TASK DIRECTIONS:
Select and copy out every line in the records containing "Rounds".

GIVEN DATA:
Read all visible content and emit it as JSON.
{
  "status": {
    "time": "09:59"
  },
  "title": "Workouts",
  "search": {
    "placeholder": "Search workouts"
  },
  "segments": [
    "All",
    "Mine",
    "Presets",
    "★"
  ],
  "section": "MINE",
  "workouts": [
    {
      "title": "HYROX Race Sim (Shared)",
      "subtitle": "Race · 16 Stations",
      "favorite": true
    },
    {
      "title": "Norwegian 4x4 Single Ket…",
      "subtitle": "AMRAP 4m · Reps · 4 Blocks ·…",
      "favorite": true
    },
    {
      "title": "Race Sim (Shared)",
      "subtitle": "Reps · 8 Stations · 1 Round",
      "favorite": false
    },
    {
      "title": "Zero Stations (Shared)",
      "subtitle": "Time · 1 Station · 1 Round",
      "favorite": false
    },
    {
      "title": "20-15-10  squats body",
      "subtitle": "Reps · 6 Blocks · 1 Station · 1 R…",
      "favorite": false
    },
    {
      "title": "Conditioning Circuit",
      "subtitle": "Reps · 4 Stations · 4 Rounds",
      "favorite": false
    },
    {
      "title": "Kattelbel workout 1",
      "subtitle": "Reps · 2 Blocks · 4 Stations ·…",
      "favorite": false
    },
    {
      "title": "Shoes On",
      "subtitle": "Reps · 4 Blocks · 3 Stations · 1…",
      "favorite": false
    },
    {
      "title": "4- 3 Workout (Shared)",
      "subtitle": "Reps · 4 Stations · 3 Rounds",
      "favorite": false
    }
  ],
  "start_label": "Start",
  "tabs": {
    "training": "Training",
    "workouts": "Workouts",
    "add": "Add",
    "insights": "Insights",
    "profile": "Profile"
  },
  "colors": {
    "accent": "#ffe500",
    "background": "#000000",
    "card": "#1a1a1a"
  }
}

--

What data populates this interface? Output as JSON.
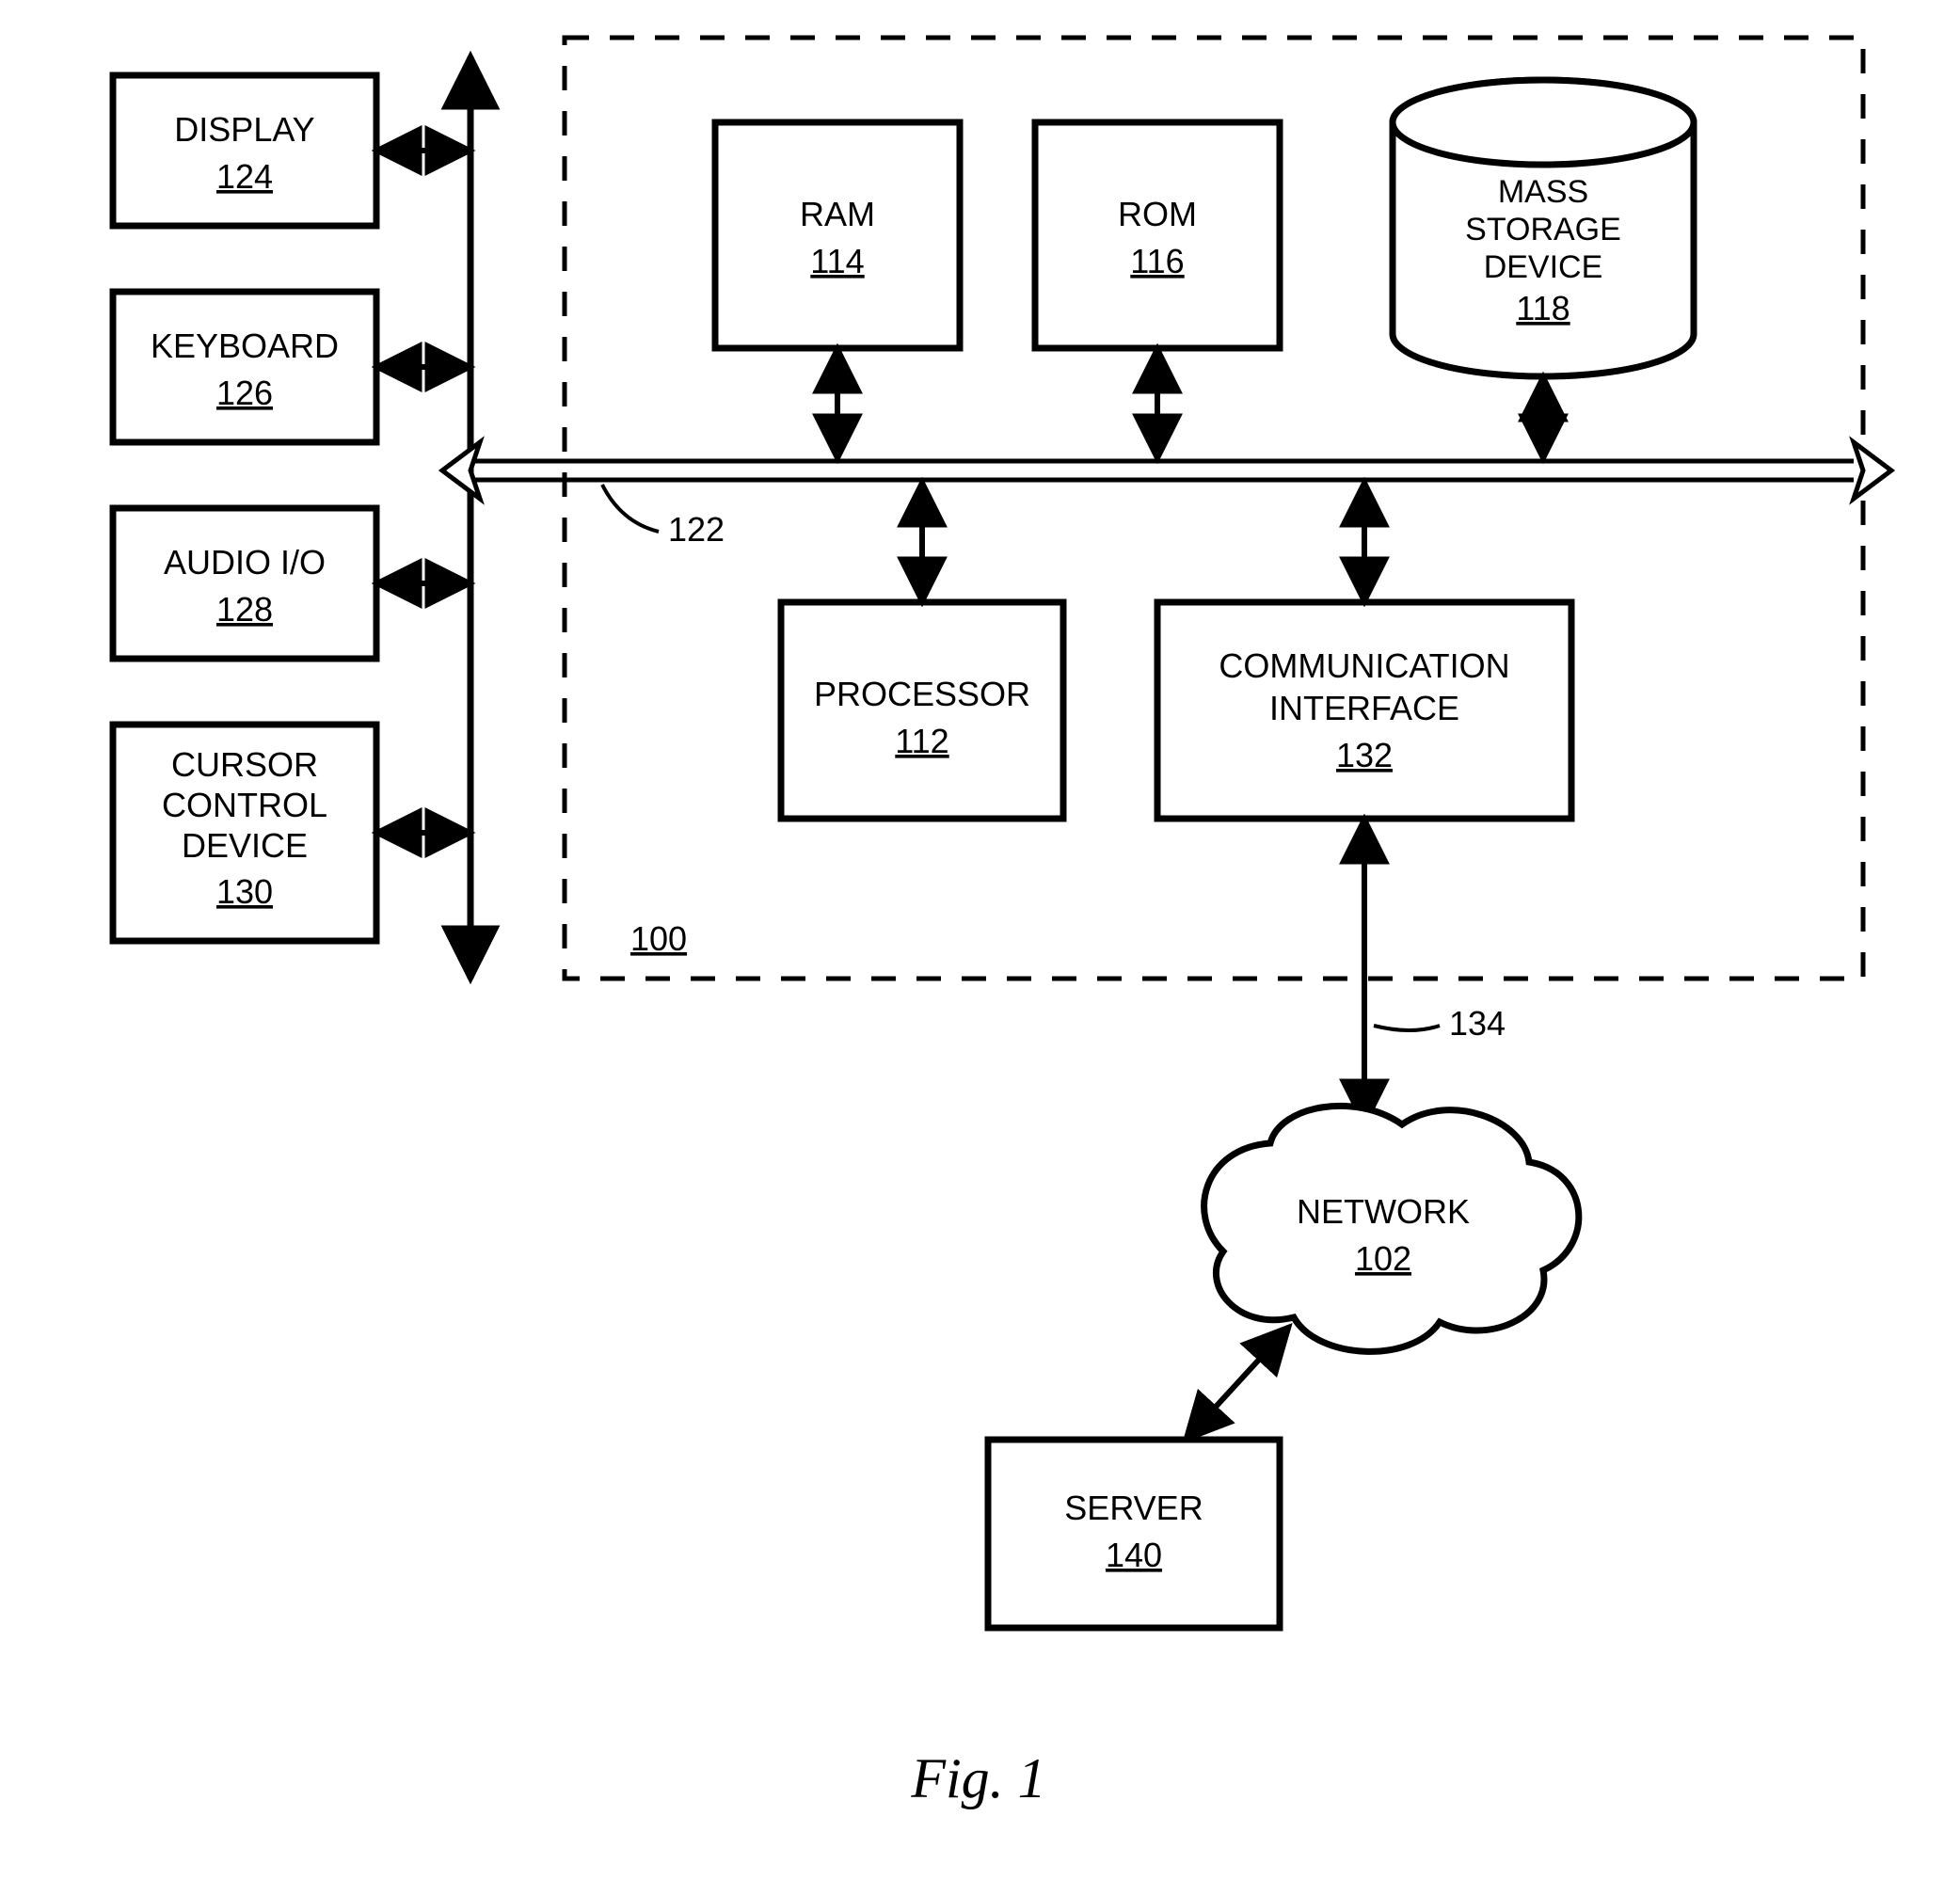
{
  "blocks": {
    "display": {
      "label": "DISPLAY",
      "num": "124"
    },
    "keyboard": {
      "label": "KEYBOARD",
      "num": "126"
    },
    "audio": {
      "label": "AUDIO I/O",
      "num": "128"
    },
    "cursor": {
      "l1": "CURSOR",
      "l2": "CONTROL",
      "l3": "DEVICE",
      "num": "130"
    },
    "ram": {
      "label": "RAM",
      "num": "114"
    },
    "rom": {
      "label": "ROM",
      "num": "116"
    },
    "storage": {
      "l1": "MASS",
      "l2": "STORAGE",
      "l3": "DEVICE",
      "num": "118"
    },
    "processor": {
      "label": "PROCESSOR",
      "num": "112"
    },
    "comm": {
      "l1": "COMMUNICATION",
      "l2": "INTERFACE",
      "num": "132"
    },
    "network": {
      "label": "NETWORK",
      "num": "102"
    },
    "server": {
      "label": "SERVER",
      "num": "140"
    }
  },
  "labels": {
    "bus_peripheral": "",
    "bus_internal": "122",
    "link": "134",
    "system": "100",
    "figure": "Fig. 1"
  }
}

ANSWER TO THIS EXERCISE:
      "subtitle": "Reps · 4 Stations · 4 Rounds",
      "subtitle": "Reps · 4 Stations · 3 Rounds",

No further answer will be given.